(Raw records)

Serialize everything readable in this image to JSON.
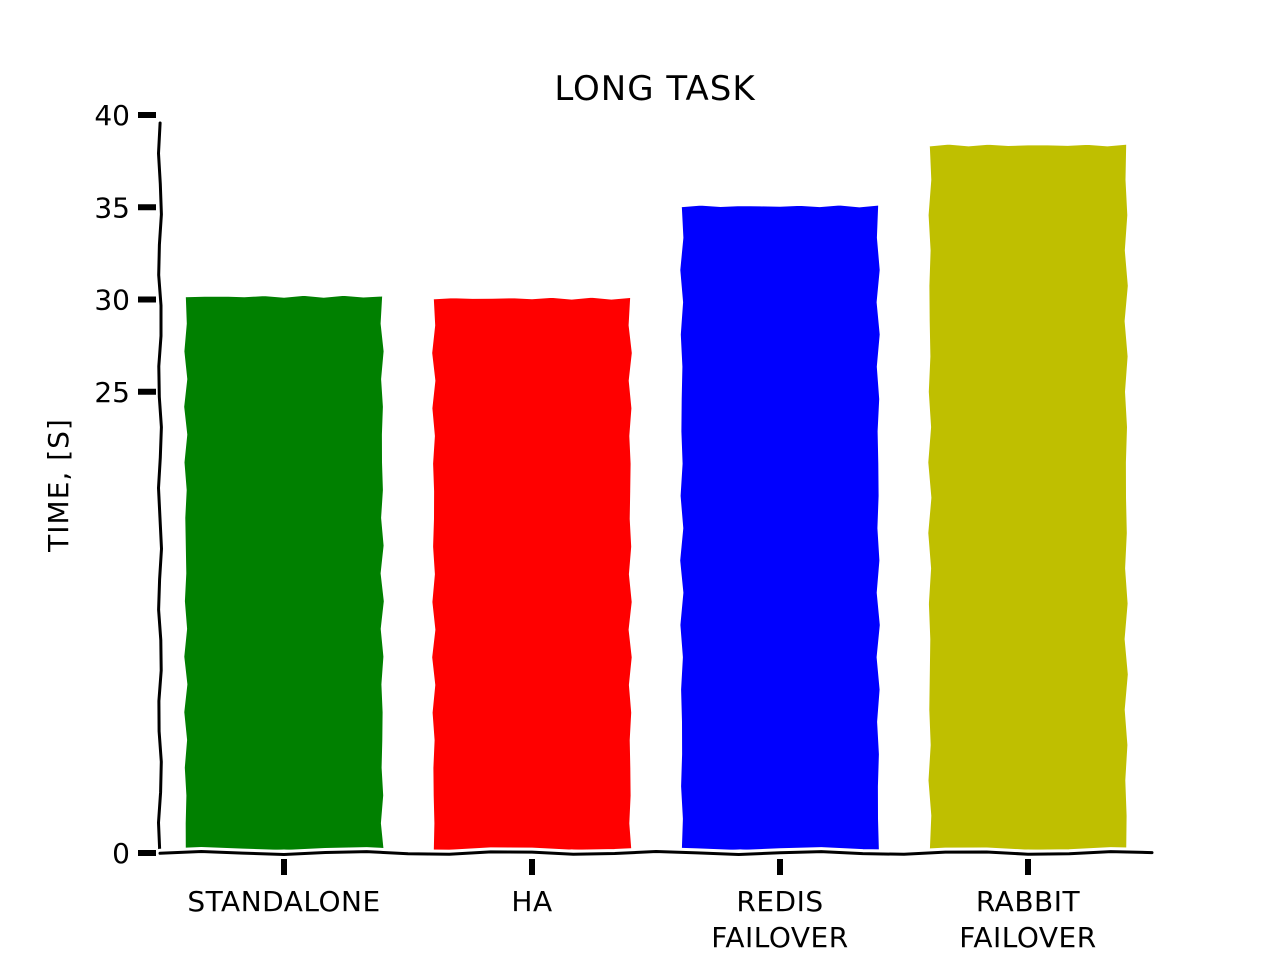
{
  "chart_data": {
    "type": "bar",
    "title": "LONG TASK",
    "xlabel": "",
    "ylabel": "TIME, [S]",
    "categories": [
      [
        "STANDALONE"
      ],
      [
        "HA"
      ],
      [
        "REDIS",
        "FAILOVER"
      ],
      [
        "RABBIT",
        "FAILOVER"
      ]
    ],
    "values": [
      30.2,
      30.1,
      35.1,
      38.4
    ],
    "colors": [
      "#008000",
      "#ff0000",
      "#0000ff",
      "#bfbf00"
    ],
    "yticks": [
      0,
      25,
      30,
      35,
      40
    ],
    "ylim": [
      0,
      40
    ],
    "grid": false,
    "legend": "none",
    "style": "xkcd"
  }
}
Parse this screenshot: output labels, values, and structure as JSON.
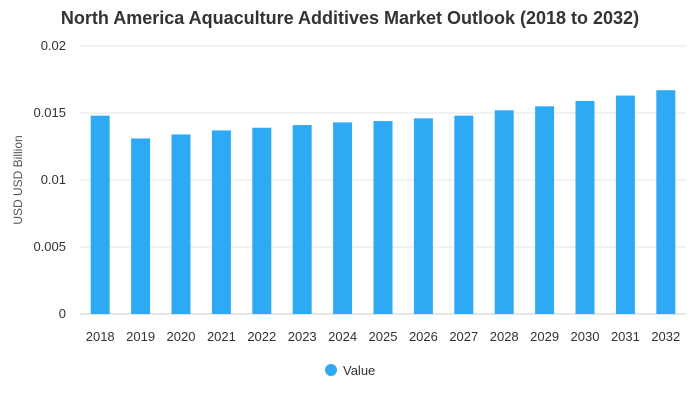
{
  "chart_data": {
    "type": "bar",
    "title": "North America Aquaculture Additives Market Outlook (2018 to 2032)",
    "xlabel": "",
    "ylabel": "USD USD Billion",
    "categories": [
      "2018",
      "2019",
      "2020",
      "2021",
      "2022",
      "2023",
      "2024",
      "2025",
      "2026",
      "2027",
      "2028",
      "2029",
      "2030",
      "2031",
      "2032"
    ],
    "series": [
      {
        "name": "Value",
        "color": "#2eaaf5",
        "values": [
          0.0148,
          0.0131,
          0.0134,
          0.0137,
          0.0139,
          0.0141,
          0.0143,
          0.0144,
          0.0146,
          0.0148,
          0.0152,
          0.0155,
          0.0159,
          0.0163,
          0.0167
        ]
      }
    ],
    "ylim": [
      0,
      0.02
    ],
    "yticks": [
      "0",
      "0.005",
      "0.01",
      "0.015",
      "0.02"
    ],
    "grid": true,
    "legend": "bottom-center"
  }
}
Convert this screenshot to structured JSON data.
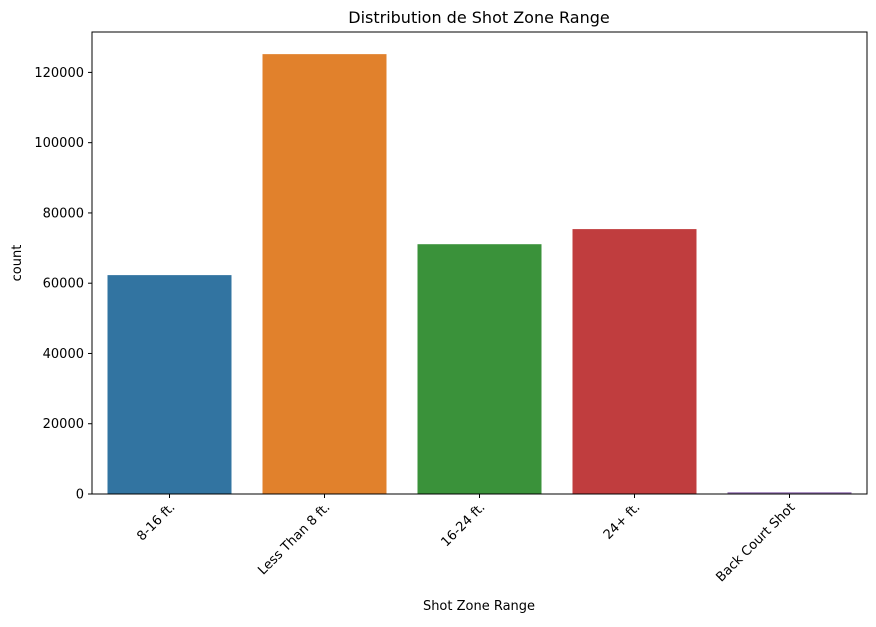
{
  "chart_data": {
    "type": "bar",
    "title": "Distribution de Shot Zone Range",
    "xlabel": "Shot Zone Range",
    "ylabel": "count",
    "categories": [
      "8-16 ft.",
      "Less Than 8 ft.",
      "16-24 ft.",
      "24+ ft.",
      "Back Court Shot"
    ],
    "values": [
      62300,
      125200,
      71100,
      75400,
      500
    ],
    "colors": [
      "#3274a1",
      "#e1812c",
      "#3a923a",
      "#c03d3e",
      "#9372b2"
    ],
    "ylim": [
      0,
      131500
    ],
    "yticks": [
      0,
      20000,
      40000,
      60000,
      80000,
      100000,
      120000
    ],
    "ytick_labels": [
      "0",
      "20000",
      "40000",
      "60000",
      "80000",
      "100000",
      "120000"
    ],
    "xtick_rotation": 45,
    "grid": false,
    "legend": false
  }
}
==
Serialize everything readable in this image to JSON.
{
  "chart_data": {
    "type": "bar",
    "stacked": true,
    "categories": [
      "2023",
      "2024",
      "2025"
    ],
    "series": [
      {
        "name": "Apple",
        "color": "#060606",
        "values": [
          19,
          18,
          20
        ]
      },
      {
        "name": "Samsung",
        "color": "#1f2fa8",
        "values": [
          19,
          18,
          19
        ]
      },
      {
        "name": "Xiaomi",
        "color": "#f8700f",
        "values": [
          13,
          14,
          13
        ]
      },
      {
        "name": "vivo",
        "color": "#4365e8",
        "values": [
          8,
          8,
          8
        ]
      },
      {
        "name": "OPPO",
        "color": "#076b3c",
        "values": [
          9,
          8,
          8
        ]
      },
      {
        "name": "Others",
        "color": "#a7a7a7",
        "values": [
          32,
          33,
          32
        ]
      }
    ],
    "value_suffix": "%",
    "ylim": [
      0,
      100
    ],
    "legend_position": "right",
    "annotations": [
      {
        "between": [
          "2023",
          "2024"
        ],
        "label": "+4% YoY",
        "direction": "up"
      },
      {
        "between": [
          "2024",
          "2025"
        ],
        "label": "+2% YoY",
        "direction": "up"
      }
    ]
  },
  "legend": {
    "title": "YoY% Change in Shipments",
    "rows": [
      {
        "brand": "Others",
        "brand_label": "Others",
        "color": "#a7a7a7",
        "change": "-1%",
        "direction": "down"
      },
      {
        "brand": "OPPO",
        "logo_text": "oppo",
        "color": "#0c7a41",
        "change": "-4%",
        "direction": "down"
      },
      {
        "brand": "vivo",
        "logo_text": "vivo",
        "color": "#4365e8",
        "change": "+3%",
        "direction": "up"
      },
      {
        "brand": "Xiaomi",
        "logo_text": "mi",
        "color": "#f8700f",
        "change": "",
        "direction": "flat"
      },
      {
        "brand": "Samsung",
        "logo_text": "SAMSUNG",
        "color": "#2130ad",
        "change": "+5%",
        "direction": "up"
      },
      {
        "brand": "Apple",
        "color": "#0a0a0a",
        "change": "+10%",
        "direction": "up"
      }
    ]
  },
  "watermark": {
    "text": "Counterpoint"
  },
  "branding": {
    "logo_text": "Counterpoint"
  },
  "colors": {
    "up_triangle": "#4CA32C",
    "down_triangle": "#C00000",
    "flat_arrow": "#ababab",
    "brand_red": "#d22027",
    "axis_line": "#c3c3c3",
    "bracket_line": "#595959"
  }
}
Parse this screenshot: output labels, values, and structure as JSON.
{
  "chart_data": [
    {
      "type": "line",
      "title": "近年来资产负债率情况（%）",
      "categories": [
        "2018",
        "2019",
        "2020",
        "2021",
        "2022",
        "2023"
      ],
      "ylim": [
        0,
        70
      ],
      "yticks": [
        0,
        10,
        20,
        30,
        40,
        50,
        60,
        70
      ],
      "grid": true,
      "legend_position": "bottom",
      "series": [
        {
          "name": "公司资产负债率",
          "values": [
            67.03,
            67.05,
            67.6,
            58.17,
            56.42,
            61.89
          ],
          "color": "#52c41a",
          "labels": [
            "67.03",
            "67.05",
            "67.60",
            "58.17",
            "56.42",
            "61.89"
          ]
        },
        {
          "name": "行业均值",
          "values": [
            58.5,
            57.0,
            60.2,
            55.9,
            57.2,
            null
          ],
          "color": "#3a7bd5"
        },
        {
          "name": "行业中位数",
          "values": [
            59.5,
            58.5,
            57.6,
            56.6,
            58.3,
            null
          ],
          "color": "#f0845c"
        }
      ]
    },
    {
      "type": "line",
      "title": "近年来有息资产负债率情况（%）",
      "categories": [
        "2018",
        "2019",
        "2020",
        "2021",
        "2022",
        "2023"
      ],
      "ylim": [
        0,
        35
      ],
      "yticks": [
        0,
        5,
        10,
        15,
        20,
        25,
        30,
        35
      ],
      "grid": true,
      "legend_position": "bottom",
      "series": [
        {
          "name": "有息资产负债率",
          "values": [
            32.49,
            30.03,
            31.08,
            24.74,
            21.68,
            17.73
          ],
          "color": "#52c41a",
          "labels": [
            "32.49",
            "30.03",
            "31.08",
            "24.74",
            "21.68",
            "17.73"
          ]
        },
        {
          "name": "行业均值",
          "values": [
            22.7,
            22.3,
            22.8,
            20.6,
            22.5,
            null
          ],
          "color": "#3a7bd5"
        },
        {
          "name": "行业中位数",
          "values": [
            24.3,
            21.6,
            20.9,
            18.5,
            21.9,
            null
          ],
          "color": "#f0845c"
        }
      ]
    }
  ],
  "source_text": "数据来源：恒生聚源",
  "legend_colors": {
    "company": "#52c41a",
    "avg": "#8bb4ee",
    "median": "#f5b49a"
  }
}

### [PROBLEM STATEMENT]
Identify each line in the records above containing the word "ylabel"; copy those lines.

### [WRITTEN REPLY]
    "ylabel": "TIME, [S]",
    "ylabel": "USD USD Billion",
    "ylabel": "count",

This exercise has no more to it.